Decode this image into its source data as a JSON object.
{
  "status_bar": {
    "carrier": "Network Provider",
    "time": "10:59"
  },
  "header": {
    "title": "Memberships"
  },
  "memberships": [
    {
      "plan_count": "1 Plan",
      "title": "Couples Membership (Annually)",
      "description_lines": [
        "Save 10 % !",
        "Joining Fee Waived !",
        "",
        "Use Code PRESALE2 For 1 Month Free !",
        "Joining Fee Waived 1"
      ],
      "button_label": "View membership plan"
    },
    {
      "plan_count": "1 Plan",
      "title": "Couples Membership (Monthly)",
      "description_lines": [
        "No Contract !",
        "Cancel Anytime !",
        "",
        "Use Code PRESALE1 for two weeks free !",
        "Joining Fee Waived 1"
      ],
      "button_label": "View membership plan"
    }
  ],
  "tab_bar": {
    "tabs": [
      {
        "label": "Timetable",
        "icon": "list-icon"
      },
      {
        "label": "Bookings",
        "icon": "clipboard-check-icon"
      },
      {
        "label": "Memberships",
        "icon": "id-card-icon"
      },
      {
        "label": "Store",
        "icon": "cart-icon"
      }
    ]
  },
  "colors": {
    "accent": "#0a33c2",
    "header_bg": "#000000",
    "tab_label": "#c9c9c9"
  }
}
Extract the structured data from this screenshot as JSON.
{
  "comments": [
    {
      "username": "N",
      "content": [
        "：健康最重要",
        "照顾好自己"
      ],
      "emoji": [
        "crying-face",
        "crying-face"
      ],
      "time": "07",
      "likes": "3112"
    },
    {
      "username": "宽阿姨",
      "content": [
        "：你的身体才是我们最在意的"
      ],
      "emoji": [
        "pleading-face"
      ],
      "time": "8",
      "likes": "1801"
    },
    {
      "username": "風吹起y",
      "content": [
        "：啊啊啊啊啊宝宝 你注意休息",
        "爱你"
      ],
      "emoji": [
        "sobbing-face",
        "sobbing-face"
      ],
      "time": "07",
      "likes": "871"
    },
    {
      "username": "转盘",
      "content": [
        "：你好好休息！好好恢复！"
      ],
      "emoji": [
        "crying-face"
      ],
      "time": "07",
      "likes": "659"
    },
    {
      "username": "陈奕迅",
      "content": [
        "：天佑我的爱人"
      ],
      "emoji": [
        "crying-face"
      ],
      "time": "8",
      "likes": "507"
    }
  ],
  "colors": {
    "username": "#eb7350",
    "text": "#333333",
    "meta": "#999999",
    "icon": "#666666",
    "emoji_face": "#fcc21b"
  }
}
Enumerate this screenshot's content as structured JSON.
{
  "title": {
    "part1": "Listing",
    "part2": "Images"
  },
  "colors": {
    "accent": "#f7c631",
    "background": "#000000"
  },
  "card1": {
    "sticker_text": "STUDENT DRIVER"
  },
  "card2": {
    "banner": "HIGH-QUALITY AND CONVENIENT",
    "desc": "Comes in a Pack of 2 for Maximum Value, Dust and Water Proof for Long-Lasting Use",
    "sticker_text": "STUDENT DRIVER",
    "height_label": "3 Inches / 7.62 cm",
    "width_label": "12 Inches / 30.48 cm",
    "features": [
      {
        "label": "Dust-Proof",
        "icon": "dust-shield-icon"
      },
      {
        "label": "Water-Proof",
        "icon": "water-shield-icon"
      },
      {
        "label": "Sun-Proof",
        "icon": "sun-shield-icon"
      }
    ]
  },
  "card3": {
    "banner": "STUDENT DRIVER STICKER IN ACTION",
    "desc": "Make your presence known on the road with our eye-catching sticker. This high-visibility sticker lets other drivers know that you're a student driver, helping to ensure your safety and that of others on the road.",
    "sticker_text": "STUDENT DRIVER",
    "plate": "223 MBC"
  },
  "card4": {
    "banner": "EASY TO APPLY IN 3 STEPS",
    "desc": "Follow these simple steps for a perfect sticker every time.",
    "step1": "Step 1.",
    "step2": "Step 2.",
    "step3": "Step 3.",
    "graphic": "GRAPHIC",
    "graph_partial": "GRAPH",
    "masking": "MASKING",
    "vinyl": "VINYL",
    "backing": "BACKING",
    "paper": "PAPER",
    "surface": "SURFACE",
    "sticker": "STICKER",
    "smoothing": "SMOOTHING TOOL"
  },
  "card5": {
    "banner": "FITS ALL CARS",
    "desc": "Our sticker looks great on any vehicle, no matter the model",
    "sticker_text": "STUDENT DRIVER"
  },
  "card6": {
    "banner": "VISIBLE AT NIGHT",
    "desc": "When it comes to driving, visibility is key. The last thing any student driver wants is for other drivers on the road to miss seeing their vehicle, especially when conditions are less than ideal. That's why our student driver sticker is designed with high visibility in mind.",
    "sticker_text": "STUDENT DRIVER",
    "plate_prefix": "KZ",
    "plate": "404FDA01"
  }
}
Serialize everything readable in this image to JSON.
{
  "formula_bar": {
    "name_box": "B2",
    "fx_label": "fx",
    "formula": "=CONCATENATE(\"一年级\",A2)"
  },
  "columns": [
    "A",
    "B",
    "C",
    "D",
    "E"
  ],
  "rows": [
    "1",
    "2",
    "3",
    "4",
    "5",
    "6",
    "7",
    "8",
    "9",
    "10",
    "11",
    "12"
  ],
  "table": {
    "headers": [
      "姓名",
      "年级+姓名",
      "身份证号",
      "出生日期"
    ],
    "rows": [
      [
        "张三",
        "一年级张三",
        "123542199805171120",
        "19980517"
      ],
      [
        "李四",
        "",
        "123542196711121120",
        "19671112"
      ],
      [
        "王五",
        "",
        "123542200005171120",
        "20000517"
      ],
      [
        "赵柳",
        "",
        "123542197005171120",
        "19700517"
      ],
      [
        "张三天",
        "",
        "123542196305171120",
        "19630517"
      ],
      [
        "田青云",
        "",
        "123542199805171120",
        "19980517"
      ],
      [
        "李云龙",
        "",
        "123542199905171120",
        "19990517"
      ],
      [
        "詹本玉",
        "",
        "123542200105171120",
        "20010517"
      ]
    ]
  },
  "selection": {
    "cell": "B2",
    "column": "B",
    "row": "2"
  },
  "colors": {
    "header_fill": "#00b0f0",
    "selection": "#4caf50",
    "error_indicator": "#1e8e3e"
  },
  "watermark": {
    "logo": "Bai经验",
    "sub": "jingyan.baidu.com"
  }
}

+===+

### CHALLENGE
Copy out each line exactly as written.

### FINISHED ANSWER
Decode this image into its source data as a JSON object.
{
  "status_bar": {
    "carrier": "Network Provider",
    "time": "10:59"
  },
  "header": {
    "title": "Memberships"
  },
  "memberships": [
    {
      "plan_count": "1 Plan",
      "title": "Couples Membership (Annually)",
      "description_lines": [
        "Save 10 % !",
        "Joining Fee Waived !",
        "",
        "Use Code PRESALE2 For 1 Month Free !",
        "Joining Fee Waived 1"
      ],
      "button_label": "View membership plan"
    },
    {
      "plan_count": "1 Plan",
      "title": "Couples Membership (Monthly)",
      "description_lines": [
        "No Contract !",
        "Cancel Anytime !",
        "",
        "Use Code PRESALE1 for two weeks free !",
        "Joining Fee Waived 1"
      ],
      "button_label": "View membership plan"
    }
  ],
  "tab_bar": {
    "tabs": [
      {
        "label": "Timetable",
        "icon": "list-icon"
      },
      {
        "label": "Bookings",
        "icon": "clipboard-check-icon"
      },
      {
        "label": "Memberships",
        "icon": "id-card-icon"
      },
      {
        "label": "Store",
        "icon": "cart-icon"
      }
    ]
  },
  "colors": {
    "accent": "#0a33c2",
    "header_bg": "#000000",
    "tab_label": "#c9c9c9"
  }
}
Extract the structured data from this screenshot as JSON.
{
  "comments": [
    {
      "username": "N",
      "content": [
        "：健康最重要",
        "照顾好自己"
      ],
      "emoji": [
        "crying-face",
        "crying-face"
      ],
      "time": "07",
      "likes": "3112"
    },
    {
      "username": "宽阿姨",
      "content": [
        "：你的身体才是我们最在意的"
      ],
      "emoji": [
        "pleading-face"
      ],
      "time": "8",
      "likes": "1801"
    },
    {
      "username": "風吹起y",
      "content": [
        "：啊啊啊啊啊宝宝 你注意休息",
        "爱你"
      ],
      "emoji": [
        "sobbing-face",
        "sobbing-face"
      ],
      "time": "07",
      "likes": "871"
    },
    {
      "username": "转盘",
      "content": [
        "：你好好休息！好好恢复！"
      ],
      "emoji": [
        "crying-face"
      ],
      "time": "07",
      "likes": "659"
    },
    {
      "username": "陈奕迅",
      "content": [
        "：天佑我的爱人"
      ],
      "emoji": [
        "crying-face"
      ],
      "time": "8",
      "likes": "507"
    }
  ],
  "colors": {
    "username": "#eb7350",
    "text": "#333333",
    "meta": "#999999",
    "icon": "#666666",
    "emoji_face": "#fcc21b"
  }
}
Enumerate this screenshot's content as structured JSON.
{
  "title": {
    "part1": "Listing",
    "part2": "Images"
  },
  "colors": {
    "accent": "#f7c631",
    "background": "#000000"
  },
  "card1": {
    "sticker_text": "STUDENT DRIVER"
  },
  "card2": {
    "banner": "HIGH-QUALITY AND CONVENIENT",
    "desc": "Comes in a Pack of 2 for Maximum Value, Dust and Water Proof for Long-Lasting Use",
    "sticker_text": "STUDENT DRIVER",
    "height_label": "3 Inches / 7.62 cm",
    "width_label": "12 Inches / 30.48 cm",
    "features": [
      {
        "label": "Dust-Proof",
        "icon": "dust-shield-icon"
      },
      {
        "label": "Water-Proof",
        "icon": "water-shield-icon"
      },
      {
        "label": "Sun-Proof",
        "icon": "sun-shield-icon"
      }
    ]
  },
  "card3": {
    "banner": "STUDENT DRIVER STICKER IN ACTION",
    "desc": "Make your presence known on the road with our eye-catching sticker. This high-visibility sticker lets other drivers know that you're a student driver, helping to ensure your safety and that of others on the road.",
    "sticker_text": "STUDENT DRIVER",
    "plate": "223 MBC"
  },
  "card4": {
    "banner": "EASY TO APPLY IN 3 STEPS",
    "desc": "Follow these simple steps for a perfect sticker every time.",
    "step1": "Step 1.",
    "step2": "Step 2.",
    "step3": "Step 3.",
    "graphic": "GRAPHIC",
    "graph_partial": "GRAPH",
    "masking": "MASKING",
    "vinyl": "VINYL",
    "backing": "BACKING",
    "paper": "PAPER",
    "surface": "SURFACE",
    "sticker": "STICKER",
    "smoothing": "SMOOTHING TOOL"
  },
  "card5": {
    "banner": "FITS ALL CARS",
    "desc": "Our sticker looks great on any vehicle, no matter the model",
    "sticker_text": "STUDENT DRIVER"
  },
  "card6": {
    "banner": "VISIBLE AT NIGHT",
    "desc": "When it comes to driving, visibility is key. The last thing any student driver wants is for other drivers on the road to miss seeing their vehicle, especially when conditions are less than ideal. That's why our student driver sticker is designed with high visibility in mind.",
    "sticker_text": "STUDENT DRIVER",
    "plate_prefix": "KZ",
    "plate": "404FDA01"
  }
}
Serialize everything readable in this image to JSON.
{
  "formula_bar": {
    "name_box": "B2",
    "fx_label": "fx",
    "formula": "=CONCATENATE(\"一年级\",A2)"
  },
  "columns": [
    "A",
    "B",
    "C",
    "D",
    "E"
  ],
  "rows": [
    "1",
    "2",
    "3",
    "4",
    "5",
    "6",
    "7",
    "8",
    "9",
    "10",
    "11",
    "12"
  ],
  "table": {
    "headers": [
      "姓名",
      "年级+姓名",
      "身份证号",
      "出生日期"
    ],
    "rows": [
      [
        "张三",
        "一年级张三",
        "123542199805171120",
        "19980517"
      ],
      [
        "李四",
        "",
        "123542196711121120",
        "19671112"
      ],
      [
        "王五",
        "",
        "123542200005171120",
        "20000517"
      ],
      [
        "赵柳",
        "",
        "123542197005171120",
        "19700517"
      ],
      [
        "张三天",
        "",
        "123542196305171120",
        "19630517"
      ],
      [
        "田青云",
        "",
        "123542199805171120",
        "19980517"
      ],
      [
        "李云龙",
        "",
        "123542199905171120",
        "19990517"
      ],
      [
        "詹本玉",
        "",
        "123542200105171120",
        "20010517"
      ]
    ]
  },
  "selection": {
    "cell": "B2",
    "column": "B",
    "row": "2"
  },
  "colors": {
    "header_fill": "#00b0f0",
    "selection": "#4caf50",
    "error_indicator": "#1e8e3e"
  },
  "watermark": {
    "logo": "Bai经验",
    "sub": "jingyan.baidu.com"
  }
}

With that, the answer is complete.